In the listing below, pick out lines with "open".

** BEGIN RECORDS FOR THE EXERCISE **

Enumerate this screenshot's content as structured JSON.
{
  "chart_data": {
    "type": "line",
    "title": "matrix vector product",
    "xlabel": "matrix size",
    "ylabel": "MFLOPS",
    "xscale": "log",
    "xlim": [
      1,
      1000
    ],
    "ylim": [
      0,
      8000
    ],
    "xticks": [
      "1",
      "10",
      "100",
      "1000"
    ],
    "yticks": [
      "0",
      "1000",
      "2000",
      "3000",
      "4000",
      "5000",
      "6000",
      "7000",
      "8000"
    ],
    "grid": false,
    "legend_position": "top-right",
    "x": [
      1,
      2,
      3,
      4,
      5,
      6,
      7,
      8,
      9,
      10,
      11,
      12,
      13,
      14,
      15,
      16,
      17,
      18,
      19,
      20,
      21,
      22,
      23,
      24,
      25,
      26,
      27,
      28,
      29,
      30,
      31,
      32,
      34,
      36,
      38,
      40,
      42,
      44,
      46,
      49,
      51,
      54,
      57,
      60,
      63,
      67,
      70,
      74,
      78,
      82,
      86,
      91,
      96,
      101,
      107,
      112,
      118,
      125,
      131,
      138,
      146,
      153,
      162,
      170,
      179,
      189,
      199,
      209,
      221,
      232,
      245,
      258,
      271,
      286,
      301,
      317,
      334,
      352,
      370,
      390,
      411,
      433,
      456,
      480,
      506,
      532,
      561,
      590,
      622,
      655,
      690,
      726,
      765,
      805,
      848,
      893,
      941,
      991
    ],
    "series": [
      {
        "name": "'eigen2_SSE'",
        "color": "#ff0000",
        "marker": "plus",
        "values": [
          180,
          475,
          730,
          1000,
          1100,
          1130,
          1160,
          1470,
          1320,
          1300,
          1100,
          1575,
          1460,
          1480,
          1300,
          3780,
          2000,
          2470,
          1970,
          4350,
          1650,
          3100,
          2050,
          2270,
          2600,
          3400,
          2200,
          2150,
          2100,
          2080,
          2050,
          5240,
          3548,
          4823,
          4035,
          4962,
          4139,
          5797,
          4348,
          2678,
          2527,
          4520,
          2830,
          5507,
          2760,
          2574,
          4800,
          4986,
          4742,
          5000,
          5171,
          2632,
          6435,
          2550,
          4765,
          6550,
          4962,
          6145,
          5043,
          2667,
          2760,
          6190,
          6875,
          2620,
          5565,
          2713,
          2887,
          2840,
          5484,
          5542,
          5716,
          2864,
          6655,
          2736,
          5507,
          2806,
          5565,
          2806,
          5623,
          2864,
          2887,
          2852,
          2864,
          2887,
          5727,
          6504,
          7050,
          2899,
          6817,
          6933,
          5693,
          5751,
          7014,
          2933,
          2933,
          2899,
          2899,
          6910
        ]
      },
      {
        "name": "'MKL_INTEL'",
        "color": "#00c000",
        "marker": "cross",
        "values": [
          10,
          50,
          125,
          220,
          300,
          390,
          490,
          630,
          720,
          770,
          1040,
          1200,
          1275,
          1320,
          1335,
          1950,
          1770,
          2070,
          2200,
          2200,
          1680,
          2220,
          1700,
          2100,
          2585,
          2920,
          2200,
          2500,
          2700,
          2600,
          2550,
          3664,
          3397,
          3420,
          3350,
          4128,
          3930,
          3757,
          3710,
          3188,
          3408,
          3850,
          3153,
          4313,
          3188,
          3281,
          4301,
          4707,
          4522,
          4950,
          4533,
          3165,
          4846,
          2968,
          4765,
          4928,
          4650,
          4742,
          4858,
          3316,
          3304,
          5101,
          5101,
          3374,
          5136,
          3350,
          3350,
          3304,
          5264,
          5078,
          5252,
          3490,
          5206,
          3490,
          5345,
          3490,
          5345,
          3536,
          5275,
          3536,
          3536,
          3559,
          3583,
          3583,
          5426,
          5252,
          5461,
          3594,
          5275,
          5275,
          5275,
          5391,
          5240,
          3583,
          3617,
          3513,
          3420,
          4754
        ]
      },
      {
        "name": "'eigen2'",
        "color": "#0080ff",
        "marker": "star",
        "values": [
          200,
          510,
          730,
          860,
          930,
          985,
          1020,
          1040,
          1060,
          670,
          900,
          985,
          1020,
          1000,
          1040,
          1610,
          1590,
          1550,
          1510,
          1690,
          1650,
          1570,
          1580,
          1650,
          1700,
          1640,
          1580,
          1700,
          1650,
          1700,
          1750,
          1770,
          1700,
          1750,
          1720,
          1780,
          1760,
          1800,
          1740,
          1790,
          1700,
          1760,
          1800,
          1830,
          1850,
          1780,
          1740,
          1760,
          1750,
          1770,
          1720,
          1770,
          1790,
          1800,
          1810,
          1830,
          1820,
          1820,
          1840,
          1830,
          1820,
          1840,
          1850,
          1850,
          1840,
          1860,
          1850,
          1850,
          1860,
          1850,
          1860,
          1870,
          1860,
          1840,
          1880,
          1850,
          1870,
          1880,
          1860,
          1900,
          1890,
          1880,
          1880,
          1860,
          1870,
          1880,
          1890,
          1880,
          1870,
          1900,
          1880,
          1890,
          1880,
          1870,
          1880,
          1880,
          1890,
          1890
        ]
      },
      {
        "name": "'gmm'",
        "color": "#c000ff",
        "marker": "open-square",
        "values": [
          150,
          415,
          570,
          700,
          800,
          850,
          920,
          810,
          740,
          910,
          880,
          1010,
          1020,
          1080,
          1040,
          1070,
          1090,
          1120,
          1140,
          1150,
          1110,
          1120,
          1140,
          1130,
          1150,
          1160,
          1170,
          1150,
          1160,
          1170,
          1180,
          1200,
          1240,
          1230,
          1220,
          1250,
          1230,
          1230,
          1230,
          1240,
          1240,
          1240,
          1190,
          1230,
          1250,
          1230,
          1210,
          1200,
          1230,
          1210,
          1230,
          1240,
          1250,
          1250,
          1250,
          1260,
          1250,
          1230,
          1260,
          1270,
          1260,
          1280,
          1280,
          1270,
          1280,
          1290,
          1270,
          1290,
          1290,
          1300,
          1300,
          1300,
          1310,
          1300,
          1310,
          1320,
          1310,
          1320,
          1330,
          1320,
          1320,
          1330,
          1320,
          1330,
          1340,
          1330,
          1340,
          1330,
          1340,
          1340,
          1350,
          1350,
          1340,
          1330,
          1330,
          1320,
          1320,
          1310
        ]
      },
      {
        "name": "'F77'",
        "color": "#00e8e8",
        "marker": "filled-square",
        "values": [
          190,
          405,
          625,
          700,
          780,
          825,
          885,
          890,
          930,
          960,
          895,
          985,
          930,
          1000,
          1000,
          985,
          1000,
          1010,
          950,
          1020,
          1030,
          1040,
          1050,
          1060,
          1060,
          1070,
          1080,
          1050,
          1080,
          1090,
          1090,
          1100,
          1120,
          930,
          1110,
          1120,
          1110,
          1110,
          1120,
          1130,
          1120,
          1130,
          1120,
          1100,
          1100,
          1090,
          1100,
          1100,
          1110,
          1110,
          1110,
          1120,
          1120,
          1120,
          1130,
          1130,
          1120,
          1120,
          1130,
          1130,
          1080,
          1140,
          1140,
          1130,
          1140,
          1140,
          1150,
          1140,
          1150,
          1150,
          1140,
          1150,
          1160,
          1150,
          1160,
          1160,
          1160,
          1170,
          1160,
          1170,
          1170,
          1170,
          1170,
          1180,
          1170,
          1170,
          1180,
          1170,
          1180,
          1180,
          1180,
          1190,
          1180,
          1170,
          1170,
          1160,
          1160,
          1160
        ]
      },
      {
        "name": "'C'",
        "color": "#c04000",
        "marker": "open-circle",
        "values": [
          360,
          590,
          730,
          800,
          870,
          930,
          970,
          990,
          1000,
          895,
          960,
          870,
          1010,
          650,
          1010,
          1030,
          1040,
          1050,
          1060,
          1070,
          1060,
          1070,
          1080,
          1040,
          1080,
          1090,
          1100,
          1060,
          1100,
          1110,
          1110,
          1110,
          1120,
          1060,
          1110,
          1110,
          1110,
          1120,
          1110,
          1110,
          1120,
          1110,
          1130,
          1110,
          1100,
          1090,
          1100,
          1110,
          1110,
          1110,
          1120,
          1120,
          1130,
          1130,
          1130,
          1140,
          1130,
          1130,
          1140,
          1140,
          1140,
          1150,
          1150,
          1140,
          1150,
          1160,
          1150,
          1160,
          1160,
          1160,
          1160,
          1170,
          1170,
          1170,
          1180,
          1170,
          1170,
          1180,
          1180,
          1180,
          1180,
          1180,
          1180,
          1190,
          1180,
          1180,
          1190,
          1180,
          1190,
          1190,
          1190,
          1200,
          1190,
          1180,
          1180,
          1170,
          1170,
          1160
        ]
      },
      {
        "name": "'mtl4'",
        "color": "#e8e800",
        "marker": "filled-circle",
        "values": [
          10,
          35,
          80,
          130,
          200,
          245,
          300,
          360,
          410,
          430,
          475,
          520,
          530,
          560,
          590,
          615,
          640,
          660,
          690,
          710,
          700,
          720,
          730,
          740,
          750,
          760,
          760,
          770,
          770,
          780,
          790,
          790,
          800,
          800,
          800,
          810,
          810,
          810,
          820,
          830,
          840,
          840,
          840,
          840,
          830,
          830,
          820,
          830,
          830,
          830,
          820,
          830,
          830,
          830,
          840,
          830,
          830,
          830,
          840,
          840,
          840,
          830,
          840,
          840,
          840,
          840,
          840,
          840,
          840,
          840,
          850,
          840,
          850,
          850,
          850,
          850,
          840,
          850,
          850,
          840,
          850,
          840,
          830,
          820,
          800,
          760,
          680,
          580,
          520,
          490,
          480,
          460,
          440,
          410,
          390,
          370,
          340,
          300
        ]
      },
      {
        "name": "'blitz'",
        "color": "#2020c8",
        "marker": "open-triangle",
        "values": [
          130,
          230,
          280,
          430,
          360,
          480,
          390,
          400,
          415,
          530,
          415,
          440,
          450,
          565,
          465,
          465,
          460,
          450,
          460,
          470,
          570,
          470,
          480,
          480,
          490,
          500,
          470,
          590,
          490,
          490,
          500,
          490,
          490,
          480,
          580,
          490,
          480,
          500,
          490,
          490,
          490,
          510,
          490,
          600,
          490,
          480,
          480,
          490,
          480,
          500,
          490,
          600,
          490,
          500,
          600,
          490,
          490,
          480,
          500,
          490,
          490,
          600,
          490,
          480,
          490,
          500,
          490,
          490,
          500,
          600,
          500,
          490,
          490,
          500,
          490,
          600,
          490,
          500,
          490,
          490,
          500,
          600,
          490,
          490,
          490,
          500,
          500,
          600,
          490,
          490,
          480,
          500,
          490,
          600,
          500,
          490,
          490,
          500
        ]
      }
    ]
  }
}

** END RECORDS FOR THE EXERCISE **

__SOLUTION FOR THIS EXERCISE__
        "marker": "open-square",
        "marker": "open-circle",
        "marker": "open-triangle",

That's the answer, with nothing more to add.